Material for the task:

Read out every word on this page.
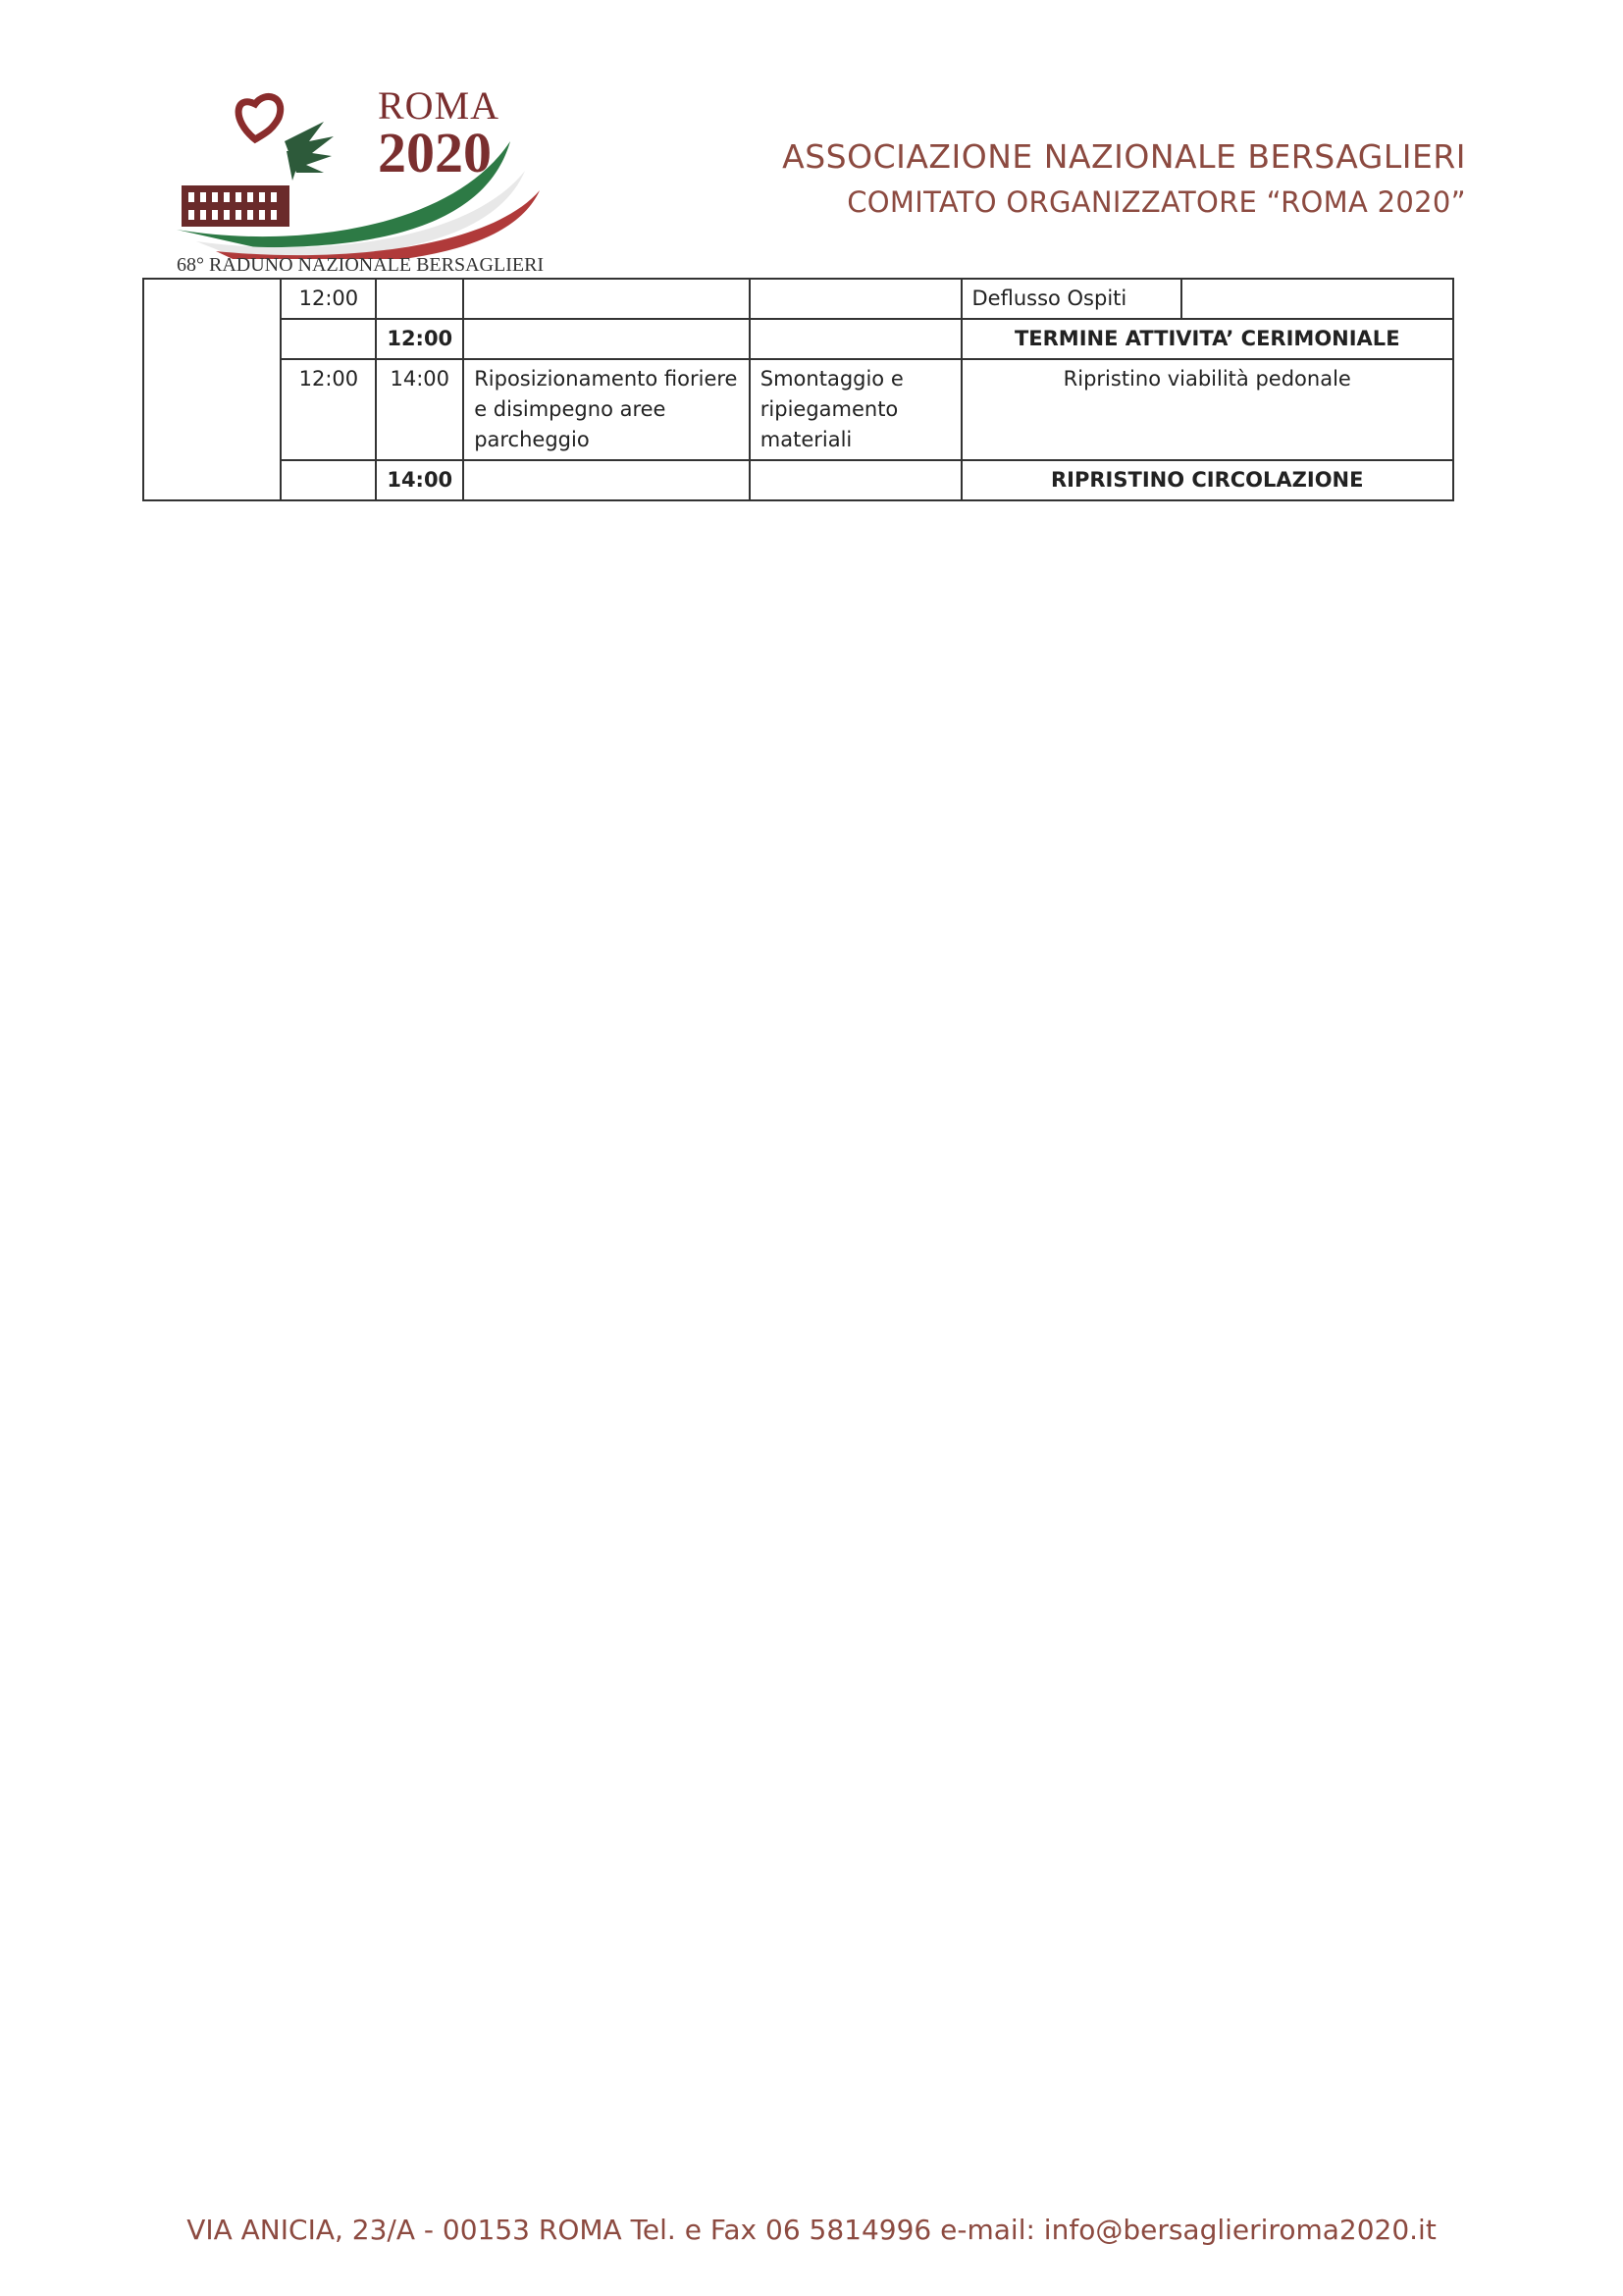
ROMA
2020
68° RADUNO NAZIONALE BERSAGLIERI
ASSOCIAZIONE NAZIONALE BERSAGLIERI
COMITATO ORGANIZZATORE “ROMA 2020”
	12:00				Deflusso Ospiti	
		12:00			TERMINE ATTIVITA’ CERIMONIALE	
	12:00	14:00	Riposizionamento fioriere e disimpegno aree parcheggio	Smontaggio e ripiegamento materiali	Ripristino viabilità pedonale	
		14:00			RIPRISTINO CIRCOLAZIONE	
VIA ANICIA, 23/A - 00153 ROMA Tel. e Fax 06 5814996 e-mail: info@bersaglieriroma2020.it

Stated problem:
From the listing, extract all text exactly as given and drop any picture.

Result of the task:
Read out every word on this page.
ROMA
2020
68° RADUNO NAZIONALE BERSAGLIERI
ASSOCIAZIONE NAZIONALE BERSAGLIERI
COMITATO ORGANIZZATORE “ROMA 2020”
	12:00				Deflusso Ospiti	
		12:00			TERMINE ATTIVITA’ CERIMONIALE	
	12:00	14:00	Riposizionamento fioriere e disimpegno aree parcheggio	Smontaggio e ripiegamento materiali	Ripristino viabilità pedonale	
		14:00			RIPRISTINO CIRCOLAZIONE	
VIA ANICIA, 23/A - 00153 ROMA Tel. e Fax 06 5814996 e-mail: info@bersaglieriroma2020.it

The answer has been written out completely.